- [DATASET]
## begin

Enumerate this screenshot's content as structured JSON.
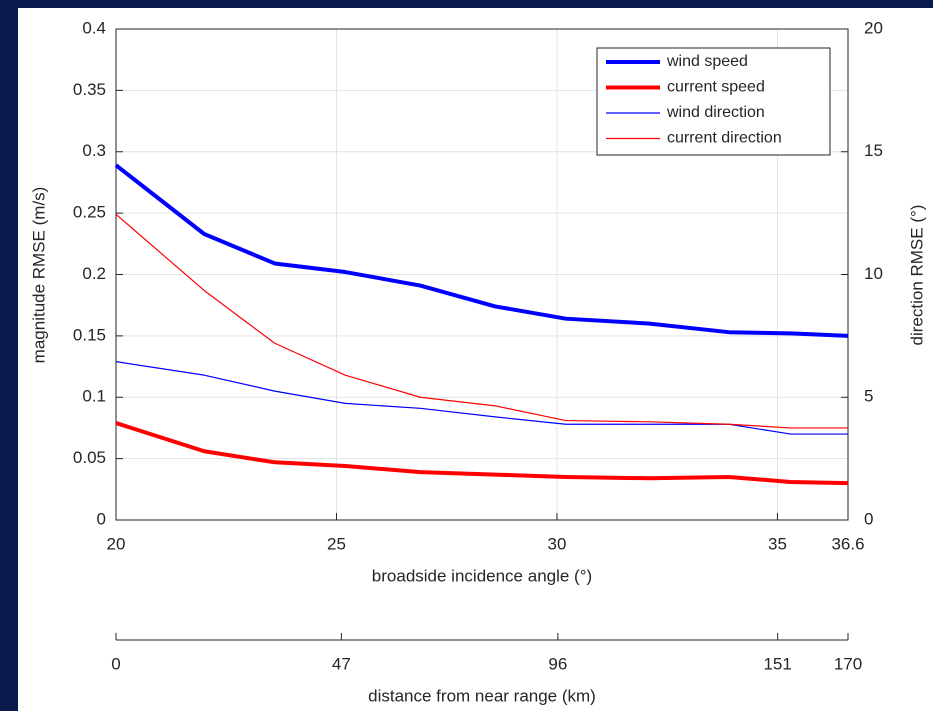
{
  "chart_data": {
    "type": "line",
    "xlabel": "broadside incidence angle (°)",
    "ylabel": "magnitude RMSE (m/s)",
    "y2label": "direction RMSE (°)",
    "x2label": "distance from near range (km)",
    "x": [
      20,
      22,
      23.6,
      25.2,
      26.9,
      28.6,
      30.2,
      32.1,
      33.9,
      35.3,
      36.6
    ],
    "series": [
      {
        "name": "wind speed",
        "color": "#0000ff",
        "width": 4,
        "values": [
          0.289,
          0.233,
          0.209,
          0.202,
          0.191,
          0.174,
          0.164,
          0.16,
          0.153,
          0.152,
          0.15
        ]
      },
      {
        "name": "current speed",
        "color": "#ff0000",
        "width": 4,
        "values": [
          0.079,
          0.056,
          0.047,
          0.044,
          0.039,
          0.037,
          0.035,
          0.034,
          0.035,
          0.031,
          0.03
        ]
      },
      {
        "name": "wind direction",
        "color": "#0000ff",
        "width": 1.2,
        "axis": "y2",
        "values": [
          6.45,
          5.9,
          5.25,
          4.75,
          4.55,
          4.2,
          3.9,
          3.9,
          3.9,
          3.5,
          3.5
        ]
      },
      {
        "name": "current direction",
        "color": "#ff0000",
        "width": 1.2,
        "axis": "y2",
        "values": [
          12.45,
          9.35,
          7.2,
          5.9,
          5.0,
          4.65,
          4.05,
          4.0,
          3.9,
          3.75,
          3.75
        ]
      }
    ],
    "xlim": [
      20,
      36.6
    ],
    "xticks": [
      20,
      25,
      30,
      35,
      36.6
    ],
    "ylim": [
      0,
      0.4
    ],
    "yticks": [
      0,
      0.05,
      0.1,
      0.15,
      0.2,
      0.25,
      0.3,
      0.35,
      0.4
    ],
    "y2lim": [
      0,
      20
    ],
    "y2ticks": [
      0,
      5,
      10,
      15,
      20
    ],
    "x2lim": [
      0,
      170
    ],
    "x2ticks": [
      0,
      47,
      96,
      151,
      170
    ],
    "grid": true,
    "legend": "top-right"
  }
}
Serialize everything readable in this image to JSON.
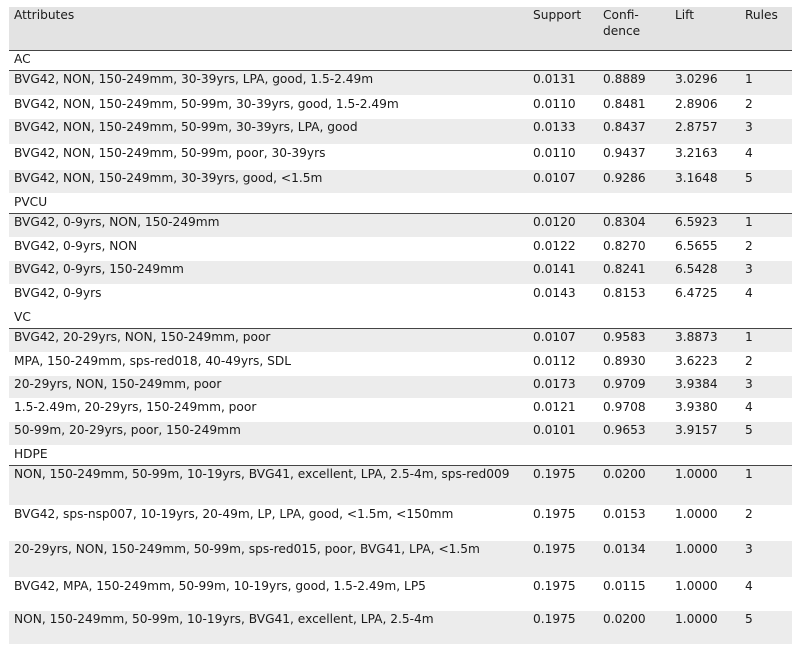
{
  "header": {
    "attributes": "Attributes",
    "support": "Support",
    "confidence": "Confi-\ndence",
    "lift": "Lift",
    "rules": "Rules"
  },
  "sections": [
    {
      "name": "AC",
      "rows": [
        {
          "attributes": "BVG42, NON, 150-249mm, 30-39yrs, LPA, good, 1.5-2.49m",
          "support": "0.0131",
          "confidence": "0.8889",
          "lift": "3.0296",
          "rule": "1",
          "height": 25
        },
        {
          "attributes": "BVG42, NON, 150-249mm, 50-99m, 30-39yrs, good, 1.5-2.49m",
          "support": "0.0110",
          "confidence": "0.8481",
          "lift": "2.8906",
          "rule": "2",
          "height": 23
        },
        {
          "attributes": "BVG42, NON, 150-249mm, 50-99m, 30-39yrs, LPA, good",
          "support": "0.0133",
          "confidence": "0.8437",
          "lift": "2.8757",
          "rule": "3",
          "height": 26
        },
        {
          "attributes": "BVG42, NON, 150-249mm, 50-99m, poor, 30-39yrs",
          "support": "0.0110",
          "confidence": "0.9437",
          "lift": "3.2163",
          "rule": "4",
          "height": 25
        },
        {
          "attributes": "BVG42, NON, 150-249mm, 30-39yrs, good, <1.5m",
          "support": "0.0107",
          "confidence": "0.9286",
          "lift": "3.1648",
          "rule": "5",
          "height": 24
        }
      ]
    },
    {
      "name": "PVCU",
      "rows": [
        {
          "attributes": "BVG42, 0-9yrs, NON, 150-249mm",
          "support": "0.0120",
          "confidence": "0.8304",
          "lift": "6.5923",
          "rule": "1",
          "height": 24
        },
        {
          "attributes": "BVG42, 0-9yrs, NON",
          "support": "0.0122",
          "confidence": "0.8270",
          "lift": "6.5655",
          "rule": "2",
          "height": 23
        },
        {
          "attributes": "BVG42, 0-9yrs, 150-249mm",
          "support": "0.0141",
          "confidence": "0.8241",
          "lift": "6.5428",
          "rule": "3",
          "height": 24
        },
        {
          "attributes": "BVG42, 0-9yrs",
          "support": "0.0143",
          "confidence": "0.8153",
          "lift": "6.4725",
          "rule": "4",
          "height": 24
        }
      ]
    },
    {
      "name": "VC",
      "rows": [
        {
          "attributes": "BVG42, 20-29yrs, NON, 150-249mm, poor",
          "support": "0.0107",
          "confidence": "0.9583",
          "lift": "3.8873",
          "rule": "1",
          "height": 24
        },
        {
          "attributes": "MPA, 150-249mm, sps-red018, 40-49yrs, SDL",
          "support": "0.0112",
          "confidence": "0.8930",
          "lift": "3.6223",
          "rule": "2",
          "height": 23
        },
        {
          "attributes": "20-29yrs, NON, 150-249mm, poor",
          "support": "0.0173",
          "confidence": "0.9709",
          "lift": "3.9384",
          "rule": "3",
          "height": 23
        },
        {
          "attributes": "1.5-2.49m, 20-29yrs, 150-249mm, poor",
          "support": "0.0121",
          "confidence": "0.9708",
          "lift": "3.9380",
          "rule": "4",
          "height": 23
        },
        {
          "attributes": "50-99m, 20-29yrs, poor, 150-249mm",
          "support": "0.0101",
          "confidence": "0.9653",
          "lift": "3.9157",
          "rule": "5",
          "height": 24
        }
      ]
    },
    {
      "name": "HDPE",
      "rows": [
        {
          "attributes": "NON, 150-249mm, 50-99m, 10-19yrs, BVG41, excellent, LPA, 2.5-4m, sps-red009",
          "support": "0.1975",
          "confidence": "0.0200",
          "lift": "1.0000",
          "rule": "1",
          "height": 40
        },
        {
          "attributes": "BVG42, sps-nsp007, 10-19yrs, 20-49m, LP, LPA, good, <1.5m, <150mm",
          "support": "0.1975",
          "confidence": "0.0153",
          "lift": "1.0000",
          "rule": "2",
          "height": 35
        },
        {
          "attributes": "20-29yrs, NON, 150-249mm, 50-99m, sps-red015, poor, BVG41, LPA, <1.5m",
          "support": "0.1975",
          "confidence": "0.0134",
          "lift": "1.0000",
          "rule": "3",
          "height": 37
        },
        {
          "attributes": "BVG42, MPA, 150-249mm, 50-99m, 10-19yrs, good, 1.5-2.49m, LP5",
          "support": "0.1975",
          "confidence": "0.0115",
          "lift": "1.0000",
          "rule": "4",
          "height": 33
        },
        {
          "attributes": "NON, 150-249mm, 50-99m, 10-19yrs, BVG41, excellent, LPA, 2.5-4m",
          "support": "0.1975",
          "confidence": "0.0200",
          "lift": "1.0000",
          "rule": "5",
          "height": 34
        }
      ]
    }
  ]
}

## end

- [EXERCISE DETAILS]
Keep only the lines that hold the string "direction", and copy them out.

- [THE RESPONSE]
    "y2label": "direction RMSE (°)",
        "name": "wind direction",
        "name": "current direction",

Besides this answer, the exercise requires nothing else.